# [WHAT YOU SHOULD DO]
Omit every picture while repeating the entries exactly.
======== EXERCISE MATERIAL ========
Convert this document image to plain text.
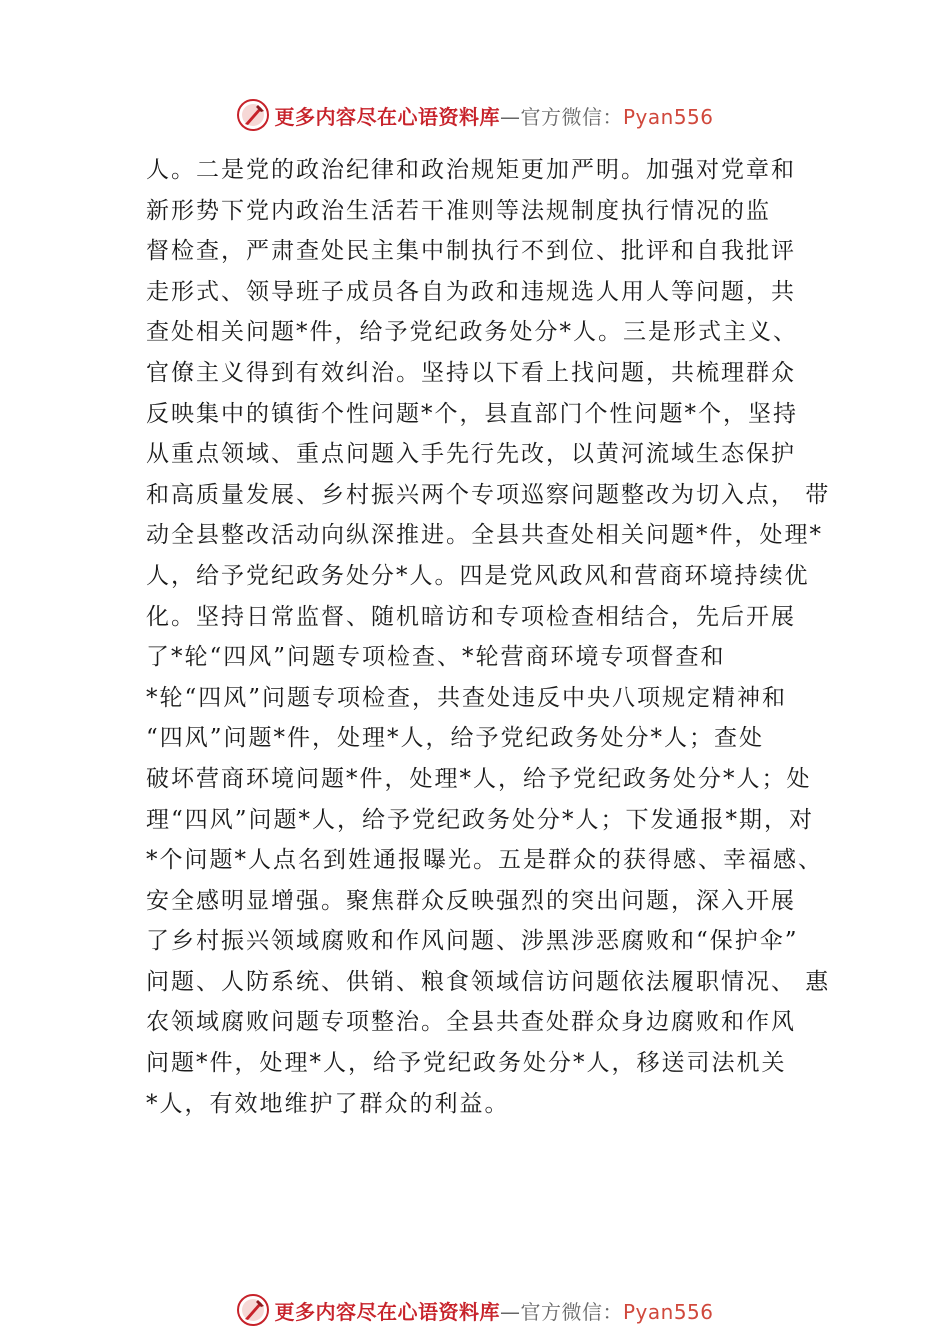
更多内容尽在心语资料库—官方微信：Pyan556
人。二是党的政治纪律和政治规矩更加严明。加强对党章和
新形势下党内政治生活若干准则等法规制度执行情况的监
督检查，严肃查处民主集中制执行不到位、批评和自我批评
走形式、领导班子成员各自为政和违规选人用人等问题，共
查处相关问题*件，给予党纪政务处分*人。三是形式主义、
官僚主义得到有效纠治。坚持以下看上找问题，共梳理群众
反映集中的镇街个性问题*个，县直部门个性问题*个，坚持
从重点领域、重点问题入手先行先改，以黄河流域生态保护
和高质量发展、乡村振兴两个专项巡察问题整改为切入点， 带
动全县整改活动向纵深推进。全县共查处相关问题*件，处理*
人，给予党纪政务处分*人。四是党风政风和营商环境持续优
化。坚持日常监督、随机暗访和专项检查相结合，先后开展
了*轮“四风”问题专项检查、*轮营商环境专项督查和
*轮“四风”问题专项检查，共查处违反中央八项规定精神和
“四风”问题*件，处理*人，给予党纪政务处分*人；查处
破坏营商环境问题*件，处理*人，给予党纪政务处分*人；处
理“四风”问题*人，给予党纪政务处分*人；下发通报*期，对
*个问题*人点名到姓通报曝光。五是群众的获得感、幸福感、
安全感明显增强。聚焦群众反映强烈的突出问题，深入开展
了乡村振兴领域腐败和作风问题、涉黑涉恶腐败和“保护伞”
问题、人防系统、供销、粮食领域信访问题依法履职情况、 惠
农领域腐败问题专项整治。全县共查处群众身边腐败和作风
问题*件，处理*人，给予党纪政务处分*人，移送司法机关
*人，有效地维护了群众的利益。
更多内容尽在心语资料库—官方微信：Pyan556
========
# [THE RESPONSE]
Convert this document image to plain text.
更多内容尽在心语资料库—官方微信：Pyan556
人。二是党的政治纪律和政治规矩更加严明。加强对党章和
新形势下党内政治生活若干准则等法规制度执行情况的监
督检查，严肃查处民主集中制执行不到位、批评和自我批评
走形式、领导班子成员各自为政和违规选人用人等问题，共
查处相关问题*件，给予党纪政务处分*人。三是形式主义、
官僚主义得到有效纠治。坚持以下看上找问题，共梳理群众
反映集中的镇街个性问题*个，县直部门个性问题*个，坚持
从重点领域、重点问题入手先行先改，以黄河流域生态保护
和高质量发展、乡村振兴两个专项巡察问题整改为切入点， 带
动全县整改活动向纵深推进。全县共查处相关问题*件，处理*
人，给予党纪政务处分*人。四是党风政风和营商环境持续优
化。坚持日常监督、随机暗访和专项检查相结合，先后开展
了*轮“四风”问题专项检查、*轮营商环境专项督查和
*轮“四风”问题专项检查，共查处违反中央八项规定精神和
“四风”问题*件，处理*人，给予党纪政务处分*人；查处
破坏营商环境问题*件，处理*人，给予党纪政务处分*人；处
理“四风”问题*人，给予党纪政务处分*人；下发通报*期，对
*个问题*人点名到姓通报曝光。五是群众的获得感、幸福感、
安全感明显增强。聚焦群众反映强烈的突出问题，深入开展
了乡村振兴领域腐败和作风问题、涉黑涉恶腐败和“保护伞”
问题、人防系统、供销、粮食领域信访问题依法履职情况、 惠
农领域腐败问题专项整治。全县共查处群众身边腐败和作风
问题*件，处理*人，给予党纪政务处分*人，移送司法机关
*人，有效地维护了群众的利益。
更多内容尽在心语资料库—官方微信：Pyan556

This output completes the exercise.